## start

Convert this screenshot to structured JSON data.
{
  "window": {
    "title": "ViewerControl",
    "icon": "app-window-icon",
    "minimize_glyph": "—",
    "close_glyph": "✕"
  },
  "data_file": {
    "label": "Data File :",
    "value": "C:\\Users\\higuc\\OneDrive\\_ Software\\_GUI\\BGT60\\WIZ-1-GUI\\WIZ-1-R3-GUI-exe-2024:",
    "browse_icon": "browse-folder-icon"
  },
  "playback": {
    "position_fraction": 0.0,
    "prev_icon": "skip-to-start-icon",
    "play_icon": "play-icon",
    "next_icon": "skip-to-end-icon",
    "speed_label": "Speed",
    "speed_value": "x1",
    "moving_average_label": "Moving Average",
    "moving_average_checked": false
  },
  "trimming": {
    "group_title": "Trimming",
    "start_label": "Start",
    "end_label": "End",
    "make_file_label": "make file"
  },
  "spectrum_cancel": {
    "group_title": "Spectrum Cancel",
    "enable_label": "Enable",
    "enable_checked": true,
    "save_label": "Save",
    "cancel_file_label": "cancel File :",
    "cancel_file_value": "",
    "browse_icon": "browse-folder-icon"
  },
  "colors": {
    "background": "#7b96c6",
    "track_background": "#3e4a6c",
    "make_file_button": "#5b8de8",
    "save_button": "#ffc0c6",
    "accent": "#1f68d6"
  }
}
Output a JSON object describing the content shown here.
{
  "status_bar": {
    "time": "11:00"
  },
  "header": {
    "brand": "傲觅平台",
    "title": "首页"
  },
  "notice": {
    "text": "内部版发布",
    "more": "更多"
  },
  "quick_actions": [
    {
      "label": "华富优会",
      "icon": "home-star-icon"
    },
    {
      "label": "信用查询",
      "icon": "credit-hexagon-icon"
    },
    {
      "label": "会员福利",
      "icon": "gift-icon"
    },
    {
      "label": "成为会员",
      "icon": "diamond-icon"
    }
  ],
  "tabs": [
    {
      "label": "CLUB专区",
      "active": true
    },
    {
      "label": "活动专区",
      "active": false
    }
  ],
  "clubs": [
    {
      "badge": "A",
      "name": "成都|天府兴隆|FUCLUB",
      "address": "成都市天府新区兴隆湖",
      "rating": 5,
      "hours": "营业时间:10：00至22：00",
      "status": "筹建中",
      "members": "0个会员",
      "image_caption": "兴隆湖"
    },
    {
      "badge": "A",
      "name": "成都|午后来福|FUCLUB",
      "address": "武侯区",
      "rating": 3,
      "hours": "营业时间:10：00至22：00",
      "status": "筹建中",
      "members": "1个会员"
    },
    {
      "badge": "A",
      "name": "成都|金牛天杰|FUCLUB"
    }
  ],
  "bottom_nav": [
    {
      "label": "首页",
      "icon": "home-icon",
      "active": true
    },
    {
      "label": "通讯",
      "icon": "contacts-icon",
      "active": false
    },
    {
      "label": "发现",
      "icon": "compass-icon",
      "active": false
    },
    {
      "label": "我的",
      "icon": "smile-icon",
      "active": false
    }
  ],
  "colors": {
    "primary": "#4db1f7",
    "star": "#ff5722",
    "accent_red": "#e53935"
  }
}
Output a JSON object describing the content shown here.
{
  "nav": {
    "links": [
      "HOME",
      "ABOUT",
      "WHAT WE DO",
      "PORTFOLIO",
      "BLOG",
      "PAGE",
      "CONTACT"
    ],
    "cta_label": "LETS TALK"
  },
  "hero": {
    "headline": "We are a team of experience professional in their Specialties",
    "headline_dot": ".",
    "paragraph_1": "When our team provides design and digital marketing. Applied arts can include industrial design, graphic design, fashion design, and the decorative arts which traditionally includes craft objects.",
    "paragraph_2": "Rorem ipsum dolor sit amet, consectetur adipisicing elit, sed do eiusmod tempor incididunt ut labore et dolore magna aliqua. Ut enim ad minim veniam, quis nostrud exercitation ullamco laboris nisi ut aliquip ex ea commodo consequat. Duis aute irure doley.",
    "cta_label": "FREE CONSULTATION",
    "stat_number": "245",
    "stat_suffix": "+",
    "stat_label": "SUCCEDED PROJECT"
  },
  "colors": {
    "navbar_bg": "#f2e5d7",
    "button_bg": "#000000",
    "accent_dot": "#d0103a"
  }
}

## end

# Task:
Reproduce the records above exactly as they appear.

# Exercise result:
Convert this screenshot to structured JSON data.
{
  "window": {
    "title": "ViewerControl",
    "icon": "app-window-icon",
    "minimize_glyph": "—",
    "close_glyph": "✕"
  },
  "data_file": {
    "label": "Data File :",
    "value": "C:\\Users\\higuc\\OneDrive\\_ Software\\_GUI\\BGT60\\WIZ-1-GUI\\WIZ-1-R3-GUI-exe-2024:",
    "browse_icon": "browse-folder-icon"
  },
  "playback": {
    "position_fraction": 0.0,
    "prev_icon": "skip-to-start-icon",
    "play_icon": "play-icon",
    "next_icon": "skip-to-end-icon",
    "speed_label": "Speed",
    "speed_value": "x1",
    "moving_average_label": "Moving Average",
    "moving_average_checked": false
  },
  "trimming": {
    "group_title": "Trimming",
    "start_label": "Start",
    "end_label": "End",
    "make_file_label": "make file"
  },
  "spectrum_cancel": {
    "group_title": "Spectrum Cancel",
    "enable_label": "Enable",
    "enable_checked": true,
    "save_label": "Save",
    "cancel_file_label": "cancel File :",
    "cancel_file_value": "",
    "browse_icon": "browse-folder-icon"
  },
  "colors": {
    "background": "#7b96c6",
    "track_background": "#3e4a6c",
    "make_file_button": "#5b8de8",
    "save_button": "#ffc0c6",
    "accent": "#1f68d6"
  }
}
Output a JSON object describing the content shown here.
{
  "status_bar": {
    "time": "11:00"
  },
  "header": {
    "brand": "傲觅平台",
    "title": "首页"
  },
  "notice": {
    "text": "内部版发布",
    "more": "更多"
  },
  "quick_actions": [
    {
      "label": "华富优会",
      "icon": "home-star-icon"
    },
    {
      "label": "信用查询",
      "icon": "credit-hexagon-icon"
    },
    {
      "label": "会员福利",
      "icon": "gift-icon"
    },
    {
      "label": "成为会员",
      "icon": "diamond-icon"
    }
  ],
  "tabs": [
    {
      "label": "CLUB专区",
      "active": true
    },
    {
      "label": "活动专区",
      "active": false
    }
  ],
  "clubs": [
    {
      "badge": "A",
      "name": "成都|天府兴隆|FUCLUB",
      "address": "成都市天府新区兴隆湖",
      "rating": 5,
      "hours": "营业时间:10：00至22：00",
      "status": "筹建中",
      "members": "0个会员",
      "image_caption": "兴隆湖"
    },
    {
      "badge": "A",
      "name": "成都|午后来福|FUCLUB",
      "address": "武侯区",
      "rating": 3,
      "hours": "营业时间:10：00至22：00",
      "status": "筹建中",
      "members": "1个会员"
    },
    {
      "badge": "A",
      "name": "成都|金牛天杰|FUCLUB"
    }
  ],
  "bottom_nav": [
    {
      "label": "首页",
      "icon": "home-icon",
      "active": true
    },
    {
      "label": "通讯",
      "icon": "contacts-icon",
      "active": false
    },
    {
      "label": "发现",
      "icon": "compass-icon",
      "active": false
    },
    {
      "label": "我的",
      "icon": "smile-icon",
      "active": false
    }
  ],
  "colors": {
    "primary": "#4db1f7",
    "star": "#ff5722",
    "accent_red": "#e53935"
  }
}
Output a JSON object describing the content shown here.
{
  "nav": {
    "links": [
      "HOME",
      "ABOUT",
      "WHAT WE DO",
      "PORTFOLIO",
      "BLOG",
      "PAGE",
      "CONTACT"
    ],
    "cta_label": "LETS TALK"
  },
  "hero": {
    "headline": "We are a team of experience professional in their Specialties",
    "headline_dot": ".",
    "paragraph_1": "When our team provides design and digital marketing. Applied arts can include industrial design, graphic design, fashion design, and the decorative arts which traditionally includes craft objects.",
    "paragraph_2": "Rorem ipsum dolor sit amet, consectetur adipisicing elit, sed do eiusmod tempor incididunt ut labore et dolore magna aliqua. Ut enim ad minim veniam, quis nostrud exercitation ullamco laboris nisi ut aliquip ex ea commodo consequat. Duis aute irure doley.",
    "cta_label": "FREE CONSULTATION",
    "stat_number": "245",
    "stat_suffix": "+",
    "stat_label": "SUCCEDED PROJECT"
  },
  "colors": {
    "navbar_bg": "#f2e5d7",
    "button_bg": "#000000",
    "accent_dot": "#d0103a"
  }
}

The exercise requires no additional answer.